Work out how many lines of the listing hold the string "asia", then answer with that number and nothing else.
-*-
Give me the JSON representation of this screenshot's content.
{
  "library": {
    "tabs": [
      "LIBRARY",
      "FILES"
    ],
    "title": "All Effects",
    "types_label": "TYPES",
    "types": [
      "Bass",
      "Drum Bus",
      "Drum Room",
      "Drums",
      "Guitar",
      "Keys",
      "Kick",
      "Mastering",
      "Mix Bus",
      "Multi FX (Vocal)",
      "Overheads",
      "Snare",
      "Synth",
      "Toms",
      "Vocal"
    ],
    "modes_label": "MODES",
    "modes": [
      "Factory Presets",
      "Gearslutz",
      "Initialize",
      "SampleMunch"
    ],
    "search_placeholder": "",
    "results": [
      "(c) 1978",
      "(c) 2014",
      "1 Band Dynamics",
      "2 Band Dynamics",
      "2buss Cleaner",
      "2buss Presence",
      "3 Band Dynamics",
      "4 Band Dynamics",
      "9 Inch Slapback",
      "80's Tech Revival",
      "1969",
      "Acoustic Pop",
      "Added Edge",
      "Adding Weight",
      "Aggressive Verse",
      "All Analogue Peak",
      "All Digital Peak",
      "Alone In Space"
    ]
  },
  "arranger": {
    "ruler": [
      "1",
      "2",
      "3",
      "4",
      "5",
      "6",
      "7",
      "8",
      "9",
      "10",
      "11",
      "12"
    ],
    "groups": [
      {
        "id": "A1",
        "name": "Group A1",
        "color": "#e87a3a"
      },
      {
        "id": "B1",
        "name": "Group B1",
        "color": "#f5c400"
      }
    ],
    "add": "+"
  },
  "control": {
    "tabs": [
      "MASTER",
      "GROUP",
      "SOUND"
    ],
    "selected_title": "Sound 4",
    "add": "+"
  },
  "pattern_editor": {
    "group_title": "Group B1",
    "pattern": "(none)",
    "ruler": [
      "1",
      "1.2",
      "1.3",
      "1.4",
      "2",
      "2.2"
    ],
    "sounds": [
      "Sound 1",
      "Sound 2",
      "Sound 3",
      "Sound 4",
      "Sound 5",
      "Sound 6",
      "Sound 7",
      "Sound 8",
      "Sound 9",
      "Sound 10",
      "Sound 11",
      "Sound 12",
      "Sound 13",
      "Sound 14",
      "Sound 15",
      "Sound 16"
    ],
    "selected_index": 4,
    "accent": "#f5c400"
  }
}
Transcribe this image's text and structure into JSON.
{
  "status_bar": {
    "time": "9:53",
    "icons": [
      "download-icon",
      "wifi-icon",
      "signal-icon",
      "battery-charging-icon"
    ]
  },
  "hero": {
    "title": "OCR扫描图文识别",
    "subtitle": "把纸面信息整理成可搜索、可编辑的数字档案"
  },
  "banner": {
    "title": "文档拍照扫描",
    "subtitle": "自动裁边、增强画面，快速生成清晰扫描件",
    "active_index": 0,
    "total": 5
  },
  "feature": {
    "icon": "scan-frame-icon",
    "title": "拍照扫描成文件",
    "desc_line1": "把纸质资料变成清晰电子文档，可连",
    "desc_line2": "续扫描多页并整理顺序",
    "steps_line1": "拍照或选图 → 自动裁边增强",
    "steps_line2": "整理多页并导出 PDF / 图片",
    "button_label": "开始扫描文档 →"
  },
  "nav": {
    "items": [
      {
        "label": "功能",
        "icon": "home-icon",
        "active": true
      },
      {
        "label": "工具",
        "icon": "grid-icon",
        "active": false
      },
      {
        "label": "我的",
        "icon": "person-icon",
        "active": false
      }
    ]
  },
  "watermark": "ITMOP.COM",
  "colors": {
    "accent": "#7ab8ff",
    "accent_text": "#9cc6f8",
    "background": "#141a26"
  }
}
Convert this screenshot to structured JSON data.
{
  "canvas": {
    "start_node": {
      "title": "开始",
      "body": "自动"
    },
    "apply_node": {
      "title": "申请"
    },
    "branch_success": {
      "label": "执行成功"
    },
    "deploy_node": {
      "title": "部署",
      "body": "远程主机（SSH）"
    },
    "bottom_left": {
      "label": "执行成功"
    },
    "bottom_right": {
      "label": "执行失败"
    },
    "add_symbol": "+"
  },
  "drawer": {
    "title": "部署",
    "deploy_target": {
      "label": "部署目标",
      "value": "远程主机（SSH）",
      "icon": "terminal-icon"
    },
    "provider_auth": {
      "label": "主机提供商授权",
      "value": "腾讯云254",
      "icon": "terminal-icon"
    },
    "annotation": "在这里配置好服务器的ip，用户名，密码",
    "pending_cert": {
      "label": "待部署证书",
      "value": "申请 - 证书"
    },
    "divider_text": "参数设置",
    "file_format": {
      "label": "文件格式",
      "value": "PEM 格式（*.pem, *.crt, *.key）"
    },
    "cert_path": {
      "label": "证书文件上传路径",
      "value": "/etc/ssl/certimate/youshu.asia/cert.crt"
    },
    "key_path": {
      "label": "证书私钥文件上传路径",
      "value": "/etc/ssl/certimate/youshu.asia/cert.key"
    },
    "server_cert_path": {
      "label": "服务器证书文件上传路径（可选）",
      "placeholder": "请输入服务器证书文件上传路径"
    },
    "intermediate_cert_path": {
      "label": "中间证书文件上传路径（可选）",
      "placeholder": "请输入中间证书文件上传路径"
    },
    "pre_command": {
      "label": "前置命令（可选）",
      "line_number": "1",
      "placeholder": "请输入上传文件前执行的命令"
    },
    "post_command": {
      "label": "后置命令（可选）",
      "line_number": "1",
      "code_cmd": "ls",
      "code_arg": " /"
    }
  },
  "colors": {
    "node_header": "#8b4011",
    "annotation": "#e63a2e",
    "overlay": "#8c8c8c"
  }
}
-*-
→ **Finished answer**:
2